TASK DESCRIPTION: Everything in the listing should be restated word for word.

####

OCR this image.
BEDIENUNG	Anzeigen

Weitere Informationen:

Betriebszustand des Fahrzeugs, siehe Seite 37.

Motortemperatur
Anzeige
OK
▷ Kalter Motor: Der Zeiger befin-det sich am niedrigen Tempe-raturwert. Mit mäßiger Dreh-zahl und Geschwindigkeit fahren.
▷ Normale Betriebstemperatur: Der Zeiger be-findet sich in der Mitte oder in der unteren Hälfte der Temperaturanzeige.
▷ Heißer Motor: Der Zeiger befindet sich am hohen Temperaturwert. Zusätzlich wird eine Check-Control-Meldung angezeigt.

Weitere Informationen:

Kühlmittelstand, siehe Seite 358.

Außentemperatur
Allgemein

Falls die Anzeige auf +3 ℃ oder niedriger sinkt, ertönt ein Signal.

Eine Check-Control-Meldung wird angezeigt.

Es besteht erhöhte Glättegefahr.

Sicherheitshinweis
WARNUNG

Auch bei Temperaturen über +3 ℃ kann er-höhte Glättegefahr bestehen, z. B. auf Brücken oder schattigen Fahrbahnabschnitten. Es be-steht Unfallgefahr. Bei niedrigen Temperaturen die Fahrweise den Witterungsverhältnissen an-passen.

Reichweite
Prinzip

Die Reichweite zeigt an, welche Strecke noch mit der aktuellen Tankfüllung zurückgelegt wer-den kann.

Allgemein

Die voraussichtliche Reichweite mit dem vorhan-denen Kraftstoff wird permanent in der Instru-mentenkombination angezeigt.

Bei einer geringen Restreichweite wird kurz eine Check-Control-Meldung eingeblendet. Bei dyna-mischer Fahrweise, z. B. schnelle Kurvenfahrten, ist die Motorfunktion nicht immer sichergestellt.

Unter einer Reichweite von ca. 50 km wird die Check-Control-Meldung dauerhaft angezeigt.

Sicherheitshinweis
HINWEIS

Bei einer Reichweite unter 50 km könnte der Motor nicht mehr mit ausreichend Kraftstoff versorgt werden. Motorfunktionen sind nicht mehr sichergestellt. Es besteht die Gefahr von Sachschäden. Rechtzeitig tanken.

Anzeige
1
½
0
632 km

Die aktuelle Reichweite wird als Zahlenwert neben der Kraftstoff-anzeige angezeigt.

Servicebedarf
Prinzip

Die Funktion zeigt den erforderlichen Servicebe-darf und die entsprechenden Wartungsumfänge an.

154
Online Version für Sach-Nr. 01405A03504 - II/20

####

COMPLETED EXERCISE:
OCR this image.
BEDIENUNG	Anzeigen

Weitere Informationen:

Betriebszustand des Fahrzeugs, siehe Seite 37.

Motortemperatur
Anzeige
OK
▷ Kalter Motor: Der Zeiger befin-det sich am niedrigen Tempe-raturwert. Mit mäßiger Dreh-zahl und Geschwindigkeit fahren.
▷ Normale Betriebstemperatur: Der Zeiger be-findet sich in der Mitte oder in der unteren Hälfte der Temperaturanzeige.
▷ Heißer Motor: Der Zeiger befindet sich am hohen Temperaturwert. Zusätzlich wird eine Check-Control-Meldung angezeigt.

Weitere Informationen:

Kühlmittelstand, siehe Seite 358.

Außentemperatur
Allgemein

Falls die Anzeige auf +3 ℃ oder niedriger sinkt, ertönt ein Signal.

Eine Check-Control-Meldung wird angezeigt.

Es besteht erhöhte Glättegefahr.

Sicherheitshinweis
WARNUNG

Auch bei Temperaturen über +3 ℃ kann er-höhte Glättegefahr bestehen, z. B. auf Brücken oder schattigen Fahrbahnabschnitten. Es be-steht Unfallgefahr. Bei niedrigen Temperaturen die Fahrweise den Witterungsverhältnissen an-passen.

Reichweite
Prinzip

Die Reichweite zeigt an, welche Strecke noch mit der aktuellen Tankfüllung zurückgelegt wer-den kann.

Allgemein

Die voraussichtliche Reichweite mit dem vorhan-denen Kraftstoff wird permanent in der Instru-mentenkombination angezeigt.

Bei einer geringen Restreichweite wird kurz eine Check-Control-Meldung eingeblendet. Bei dyna-mischer Fahrweise, z. B. schnelle Kurvenfahrten, ist die Motorfunktion nicht immer sichergestellt.

Unter einer Reichweite von ca. 50 km wird die Check-Control-Meldung dauerhaft angezeigt.

Sicherheitshinweis
HINWEIS

Bei einer Reichweite unter 50 km könnte der Motor nicht mehr mit ausreichend Kraftstoff versorgt werden. Motorfunktionen sind nicht mehr sichergestellt. Es besteht die Gefahr von Sachschäden. Rechtzeitig tanken.

Anzeige
1
½
0
632 km

Die aktuelle Reichweite wird als Zahlenwert neben der Kraftstoff-anzeige angezeigt.

Servicebedarf
Prinzip

Die Funktion zeigt den erforderlichen Servicebe-darf und die entsprechenden Wartungsumfänge an.

154
Online Version für Sach-Nr. 01405A03504 - II/20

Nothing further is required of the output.